◆ The problem:
Without the pictures, set down every line of the data exactly.

(Entries from a dataset)
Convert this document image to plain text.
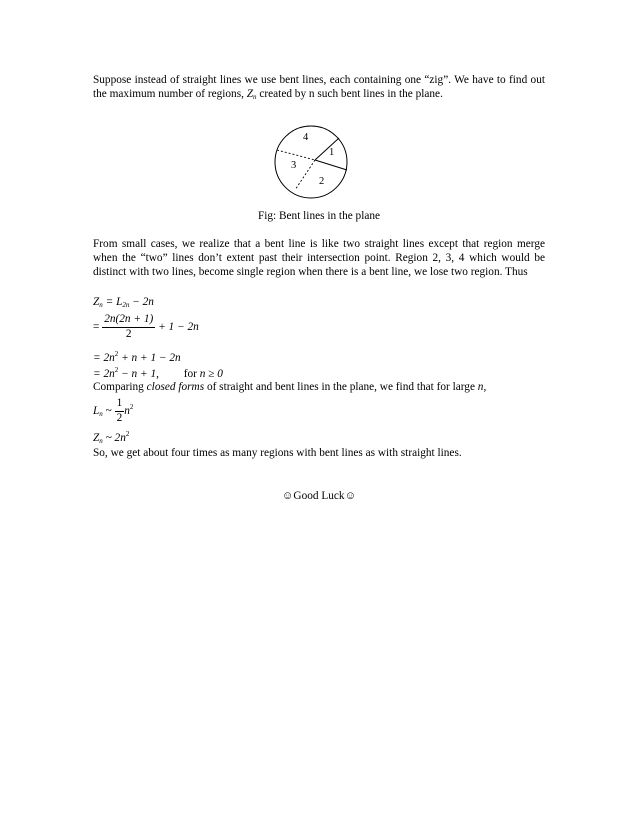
Suppose instead of straight lines we use bent lines, each containing one “zig”. We have to find out the maximum number of regions, $Z_n$ created by n such bent lines in the plane.

4
1
3
2
Fig: Bent lines in the plane

From small cases, we realize that a bent line is like two straight lines except that region merge when the “two” lines don’t extent past their intersection point. Region 2, 3, 4 which would be distinct with two lines, become single region when there is a bent line, we lose two region. Thus

$Z_n = L_{2n} - 2n$
= $\frac{2n(2n + 1)}{2} + 1 - 2n$
= $2n^2 + n + 1 - 2n$
= $2n^2 - n + 1$, for n ≥ 0
Comparing closed forms of straight and bent lines in the plane, we find that for large n,
$L_n$ ~ $\frac{1}{2} n^2$
$Z_n$ ~ $2n^2$
So, we get about four times as many regions with bent lines as with straight lines.
☺Good Luck☺
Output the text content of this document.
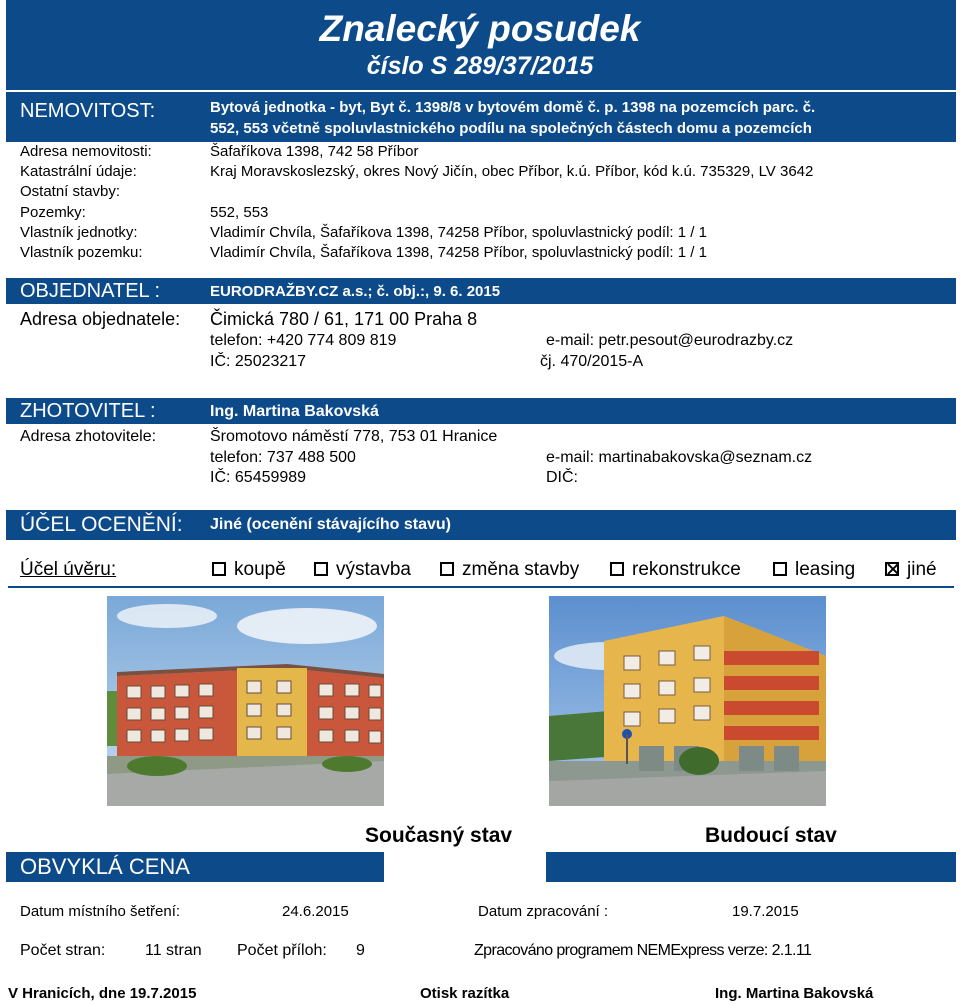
Znalecký posudek
číslo S 289/37/2015
NEMOVITOST:	Bytová jednotka - byt, Byt č. 1398/8 v bytovém domě č. p. 1398 na pozemcích parc. č.
552, 553 včetně spoluvlastnického podílu na společných částech domu a pozemcích
Adresa nemovitosti:	Šafaříkova 1398, 742 58 Příbor
Katastrální údaje:	Kraj Moravskoslezský, okres Nový Jičín, obec Příbor, k.ú. Příbor, kód k.ú. 735329, LV 3642
Ostatní stavby:
Pozemky:	552, 553
Vlastník jednotky:	Vladimír Chvíla, Šafaříkova 1398, 74258 Příbor, spoluvlastnický podíl: 1 / 1
Vlastník pozemku:	Vladimír Chvíla, Šafaříkova 1398, 74258 Příbor, spoluvlastnický podíl: 1 / 1
OBJEDNATEL :	EURODRAŽBY.CZ a.s.; č. obj.:, 9. 6. 2015
Adresa objednatele: Čimická 780 / 61, 171 00 Praha 8
telefon: +420 774 809 819	e-mail: petr.pesout@eurodrazby.cz
IČ: 25023217	čj. 470/2015-A
ZHOTOVITEL :	Ing. Martina Bakovská
Adresa zhotovitele:	Šromotovo náměstí 778, 753 01 Hranice
telefon: 737 488 500	e-mail: martinabakovska@seznam.cz
IČ: 65459989	DIČ:
ÚČEL OCENĚNÍ: Jiné (ocenění stávajícího stavu)
Účel úvěru:	koupě	výstavba	změna stavby	rekonstrukce	leasing	jiné
Současný stav	Budoucí stav
OBVYKLÁ CENA	310 000 Kč
Datum místního šetření:	24.6.2015	Datum zpracování :	19.7.2015
Počet stran: 11 stran Počet příloh: 9	Zpracováno programem NEMExpress verze: 2.1.11
V Hranicích, dne 19.7.2015	Otisk razítka	Ing. Martina Bakovská
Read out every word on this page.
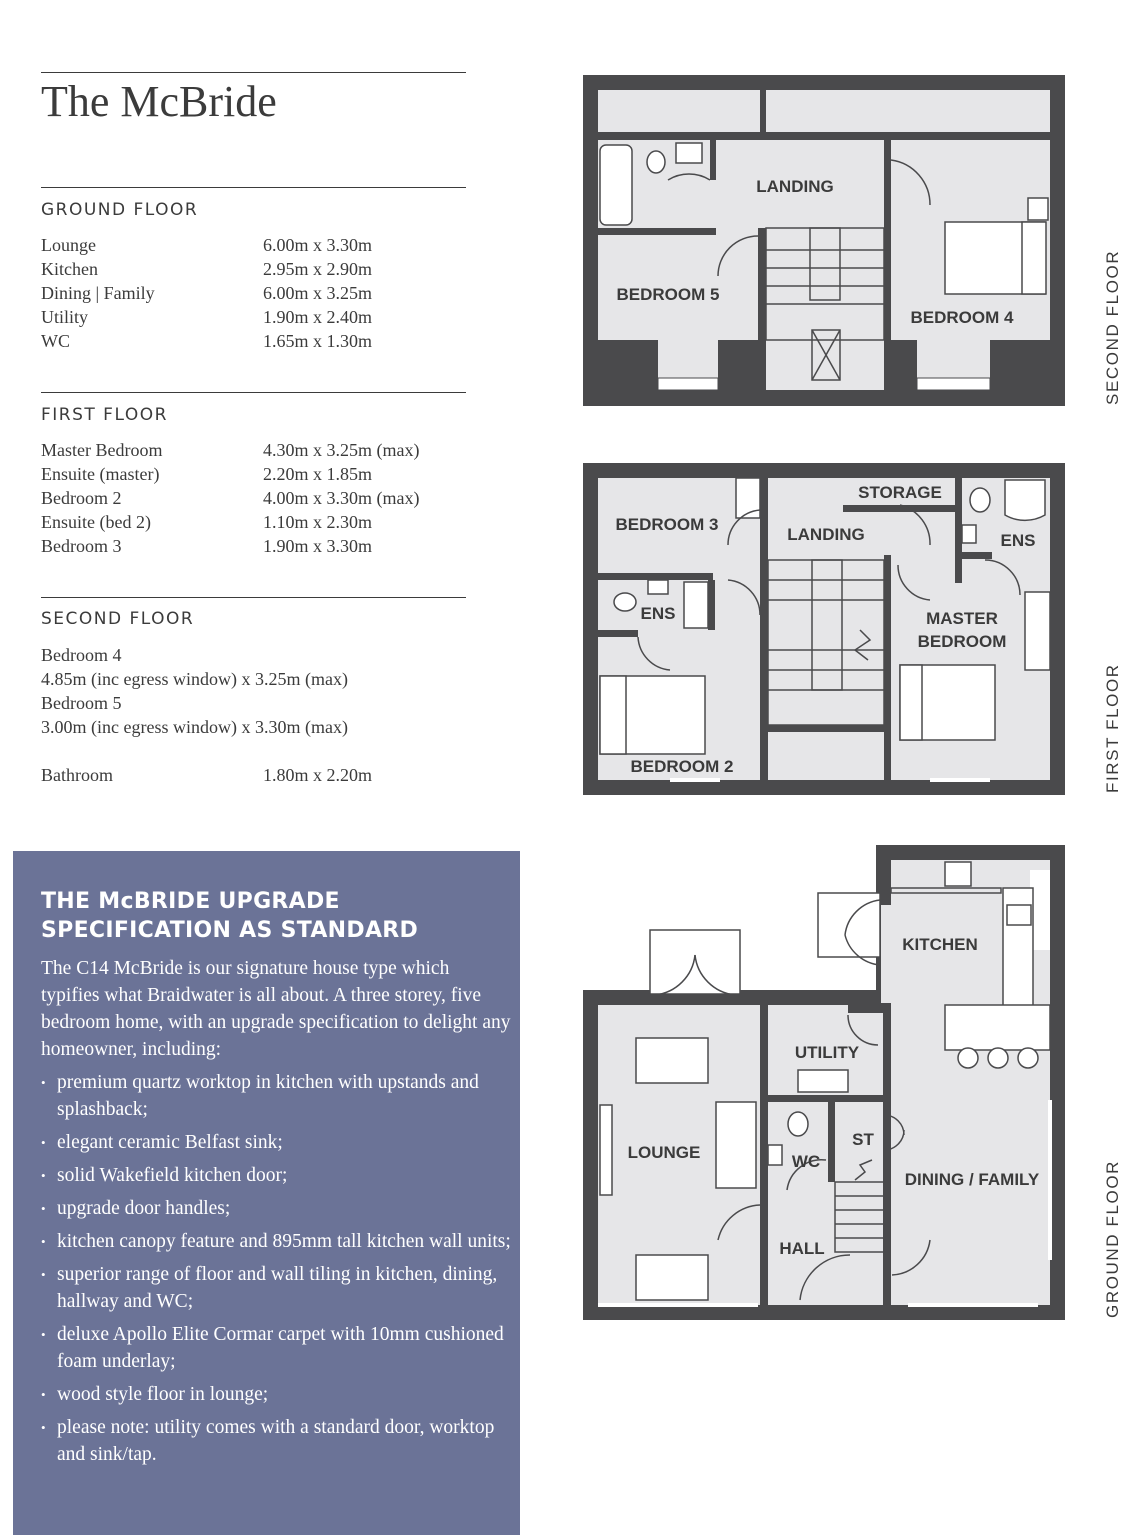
The McBride
GROUND FLOOR
Lounge	6.00m x 3.30m
Kitchen	2.95m x 2.90m
Dining | Family	6.00m x 3.25m
Utility	1.90m x 2.40m
WC	1.65m x 1.30m
FIRST FLOOR
Master Bedroom	4.30m x 3.25m (max)
Ensuite (master)	2.20m x 1.85m
Bedroom 2	4.00m x 3.30m (max)
Ensuite (bed 2)	1.10m x 2.30m
Bedroom 3	1.90m x 3.30m
SECOND FLOOR
Bedroom 4
4.85m (inc egress window) x 3.25m (max)
Bedroom 5
3.00m (inc egress window) x 3.30m (max)
Bathroom	1.80m x 2.20m
THE McBRIDE UPGRADE
SPECIFICATION AS STANDARD
The C14 McBride is our signature house type which typifies what Braidwater is all about. A three storey, five bedroom home, with an upgrade specification to delight any homeowner, including:
• premium quartz worktop in kitchen with upstands and splashback;
• elegant ceramic Belfast sink;
• solid Wakefield kitchen door;
• upgrade door handles;
• kitchen canopy feature and 895mm tall kitchen wall units;
• superior range of floor and wall tiling in kitchen, dining, hallway and WC;
• deluxe Apollo Elite Cormar carpet with 10mm cushioned foam underlay;
• wood style floor in lounge;
• please note: utility comes with a standard door, worktop and sink/tap.
LANDING
BEDROOM 5
BEDROOM 4
BEDROOM 3
LANDING
STORAGE
ENS
ENS	MASTER
BEDROOM
BEDROOM 2
KITCHEN
UTILITY
LOUNGE	WC
ST
DINING / FAMILY
HALL
SECOND FLOOR
FIRST FLOOR
GROUND FLOOR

◆ Final result:
Convert this document image to plain text.
Suppose instead of straight lines we use bent lines, each containing one “zig”. We have to find out the maximum number of regions, $Z_n$ created by n such bent lines in the plane.

4
1
3
2
Fig: Bent lines in the plane

From small cases, we realize that a bent line is like two straight lines except that region merge when the “two” lines don’t extent past their intersection point. Region 2, 3, 4 which would be distinct with two lines, become single region when there is a bent line, we lose two region. Thus

$Z_n = L_{2n} - 2n$
= $\frac{2n(2n + 1)}{2} + 1 - 2n$
= $2n^2 + n + 1 - 2n$
= $2n^2 - n + 1$, for n ≥ 0
Comparing closed forms of straight and bent lines in the plane, we find that for large n,
$L_n$ ~ $\frac{1}{2} n^2$
$Z_n$ ~ $2n^2$
So, we get about four times as many regions with bent lines as with straight lines.
☺Good Luck☺
Output the text content of this document.
Znalecký posudek
číslo S 289/37/2015
NEMOVITOST:	Bytová jednotka - byt, Byt č. 1398/8 v bytovém domě č. p. 1398 na pozemcích parc. č.
552, 553 včetně spoluvlastnického podílu na společných částech domu a pozemcích
Adresa nemovitosti:	Šafaříkova 1398, 742 58 Příbor
Katastrální údaje:	Kraj Moravskoslezský, okres Nový Jičín, obec Příbor, k.ú. Příbor, kód k.ú. 735329, LV 3642
Ostatní stavby:
Pozemky:	552, 553
Vlastník jednotky:	Vladimír Chvíla, Šafaříkova 1398, 74258 Příbor, spoluvlastnický podíl: 1 / 1
Vlastník pozemku:	Vladimír Chvíla, Šafaříkova 1398, 74258 Příbor, spoluvlastnický podíl: 1 / 1
OBJEDNATEL :	EURODRAŽBY.CZ a.s.; č. obj.:, 9. 6. 2015
Adresa objednatele: Čimická 780 / 61, 171 00 Praha 8
telefon: +420 774 809 819	e-mail: petr.pesout@eurodrazby.cz
IČ: 25023217	čj. 470/2015-A
ZHOTOVITEL :	Ing. Martina Bakovská
Adresa zhotovitele:	Šromotovo náměstí 778, 753 01 Hranice
telefon: 737 488 500	e-mail: martinabakovska@seznam.cz
IČ: 65459989	DIČ:
ÚČEL OCENĚNÍ: Jiné (ocenění stávajícího stavu)
Účel úvěru:	koupě	výstavba	změna stavby	rekonstrukce	leasing	jiné
Současný stav	Budoucí stav
OBVYKLÁ CENA	310 000 Kč
Datum místního šetření:	24.6.2015	Datum zpracování :	19.7.2015
Počet stran: 11 stran Počet příloh: 9	Zpracováno programem NEMExpress verze: 2.1.11
V Hranicích, dne 19.7.2015	Otisk razítka	Ing. Martina Bakovská
Read out every word on this page.
The McBride
GROUND FLOOR
Lounge	6.00m x 3.30m
Kitchen	2.95m x 2.90m
Dining | Family	6.00m x 3.25m
Utility	1.90m x 2.40m
WC	1.65m x 1.30m
FIRST FLOOR
Master Bedroom	4.30m x 3.25m (max)
Ensuite (master)	2.20m x 1.85m
Bedroom 2	4.00m x 3.30m (max)
Ensuite (bed 2)	1.10m x 2.30m
Bedroom 3	1.90m x 3.30m
SECOND FLOOR
Bedroom 4
4.85m (inc egress window) x 3.25m (max)
Bedroom 5
3.00m (inc egress window) x 3.30m (max)
Bathroom	1.80m x 2.20m
THE McBRIDE UPGRADE
SPECIFICATION AS STANDARD
The C14 McBride is our signature house type which typifies what Braidwater is all about. A three storey, five bedroom home, with an upgrade specification to delight any homeowner, including:
• premium quartz worktop in kitchen with upstands and splashback;
• elegant ceramic Belfast sink;
• solid Wakefield kitchen door;
• upgrade door handles;
• kitchen canopy feature and 895mm tall kitchen wall units;
• superior range of floor and wall tiling in kitchen, dining, hallway and WC;
• deluxe Apollo Elite Cormar carpet with 10mm cushioned foam underlay;
• wood style floor in lounge;
• please note: utility comes with a standard door, worktop and sink/tap.
LANDING
BEDROOM 5
BEDROOM 4
BEDROOM 3
LANDING
STORAGE
ENS
ENS	MASTER
BEDROOM
BEDROOM 2
KITCHEN
UTILITY
LOUNGE	WC
ST
DINING / FAMILY
HALL
SECOND FLOOR
FIRST FLOOR
GROUND FLOOR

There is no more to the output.